Stored records:
┄┄┄┄┄┄

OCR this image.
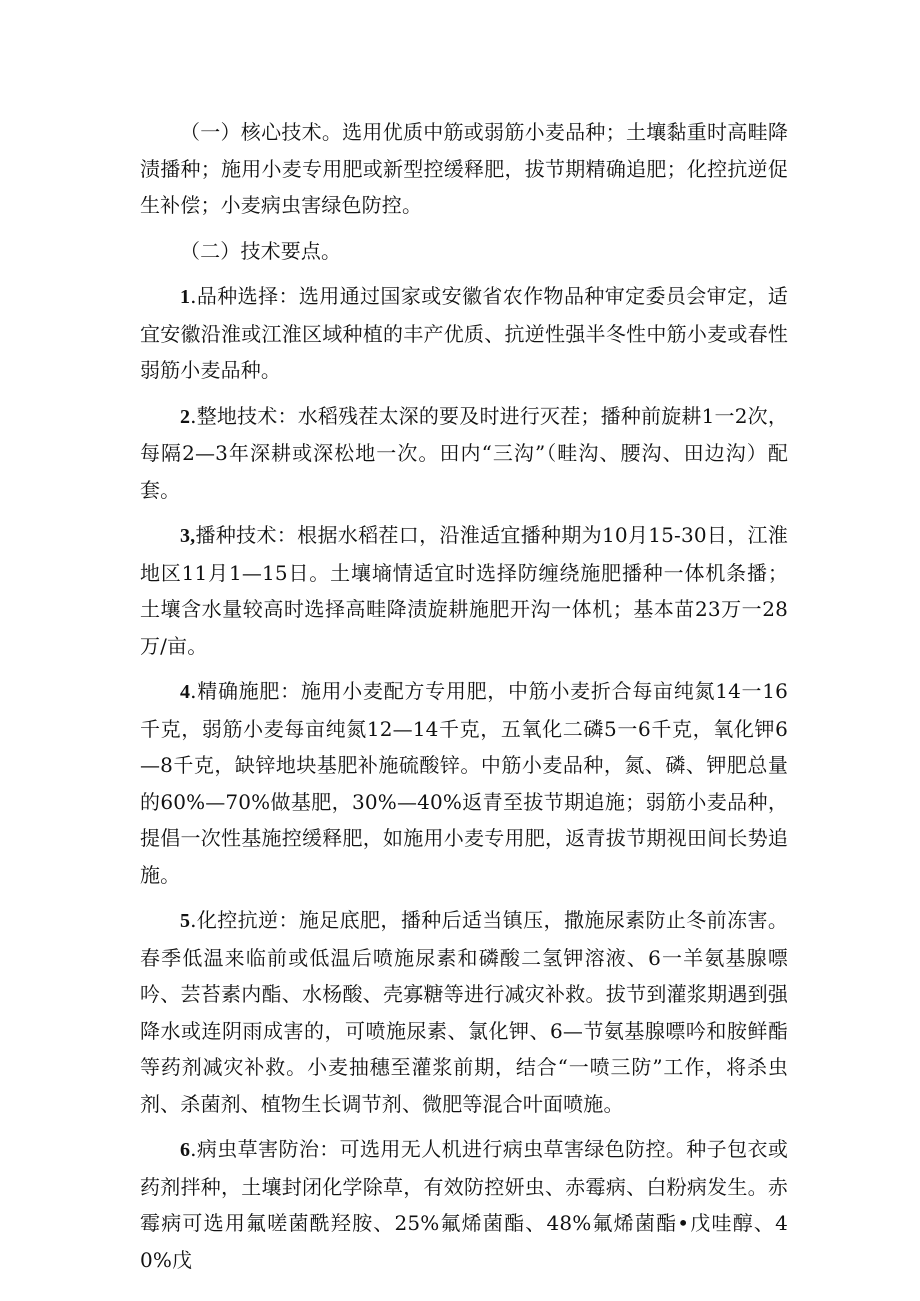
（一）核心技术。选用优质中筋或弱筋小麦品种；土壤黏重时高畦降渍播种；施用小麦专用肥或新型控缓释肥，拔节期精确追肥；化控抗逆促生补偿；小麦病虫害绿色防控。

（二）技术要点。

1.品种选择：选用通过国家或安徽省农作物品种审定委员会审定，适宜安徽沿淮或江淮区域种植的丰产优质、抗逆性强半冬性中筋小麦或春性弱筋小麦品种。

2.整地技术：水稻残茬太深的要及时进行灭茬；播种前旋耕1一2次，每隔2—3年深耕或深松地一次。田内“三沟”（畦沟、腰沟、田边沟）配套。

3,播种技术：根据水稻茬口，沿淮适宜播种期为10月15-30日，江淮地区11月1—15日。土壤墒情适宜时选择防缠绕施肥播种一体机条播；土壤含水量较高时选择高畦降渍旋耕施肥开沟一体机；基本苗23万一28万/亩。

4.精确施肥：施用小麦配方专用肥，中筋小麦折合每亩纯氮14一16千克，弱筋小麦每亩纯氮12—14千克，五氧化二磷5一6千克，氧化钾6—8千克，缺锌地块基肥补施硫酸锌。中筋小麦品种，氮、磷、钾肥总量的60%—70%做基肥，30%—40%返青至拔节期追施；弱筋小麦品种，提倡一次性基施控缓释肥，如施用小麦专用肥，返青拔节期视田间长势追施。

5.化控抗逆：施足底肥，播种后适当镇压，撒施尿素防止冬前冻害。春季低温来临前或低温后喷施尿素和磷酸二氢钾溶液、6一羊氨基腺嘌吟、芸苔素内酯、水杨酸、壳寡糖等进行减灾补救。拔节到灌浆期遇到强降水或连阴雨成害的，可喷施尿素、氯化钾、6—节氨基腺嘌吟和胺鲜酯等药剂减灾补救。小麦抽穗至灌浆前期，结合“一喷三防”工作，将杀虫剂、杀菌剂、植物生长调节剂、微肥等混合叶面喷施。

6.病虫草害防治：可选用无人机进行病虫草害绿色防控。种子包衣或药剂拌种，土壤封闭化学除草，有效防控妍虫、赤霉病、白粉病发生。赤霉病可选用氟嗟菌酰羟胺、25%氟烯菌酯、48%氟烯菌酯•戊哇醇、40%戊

┄┄┄┄┄┄

• INSTRUCTIONS FOR THE TASK:
Excluding the pictures, reproduce every entry exactly as given.

• IN RESPONSE:
OCR this image.
（一）核心技术。选用优质中筋或弱筋小麦品种；土壤黏重时高畦降渍播种；施用小麦专用肥或新型控缓释肥，拔节期精确追肥；化控抗逆促生补偿；小麦病虫害绿色防控。

（二）技术要点。

1.品种选择：选用通过国家或安徽省农作物品种审定委员会审定，适宜安徽沿淮或江淮区域种植的丰产优质、抗逆性强半冬性中筋小麦或春性弱筋小麦品种。

2.整地技术：水稻残茬太深的要及时进行灭茬；播种前旋耕1一2次，每隔2—3年深耕或深松地一次。田内“三沟”（畦沟、腰沟、田边沟）配套。

3,播种技术：根据水稻茬口，沿淮适宜播种期为10月15-30日，江淮地区11月1—15日。土壤墒情适宜时选择防缠绕施肥播种一体机条播；土壤含水量较高时选择高畦降渍旋耕施肥开沟一体机；基本苗23万一28万/亩。

4.精确施肥：施用小麦配方专用肥，中筋小麦折合每亩纯氮14一16千克，弱筋小麦每亩纯氮12—14千克，五氧化二磷5一6千克，氧化钾6—8千克，缺锌地块基肥补施硫酸锌。中筋小麦品种，氮、磷、钾肥总量的60%—70%做基肥，30%—40%返青至拔节期追施；弱筋小麦品种，提倡一次性基施控缓释肥，如施用小麦专用肥，返青拔节期视田间长势追施。

5.化控抗逆：施足底肥，播种后适当镇压，撒施尿素防止冬前冻害。春季低温来临前或低温后喷施尿素和磷酸二氢钾溶液、6一羊氨基腺嘌吟、芸苔素内酯、水杨酸、壳寡糖等进行减灾补救。拔节到灌浆期遇到强降水或连阴雨成害的，可喷施尿素、氯化钾、6—节氨基腺嘌吟和胺鲜酯等药剂减灾补救。小麦抽穗至灌浆前期，结合“一喷三防”工作，将杀虫剂、杀菌剂、植物生长调节剂、微肥等混合叶面喷施。

6.病虫草害防治：可选用无人机进行病虫草害绿色防控。种子包衣或药剂拌种，土壤封闭化学除草，有效防控妍虫、赤霉病、白粉病发生。赤霉病可选用氟嗟菌酰羟胺、25%氟烯菌酯、48%氟烯菌酯•戊哇醇、40%戊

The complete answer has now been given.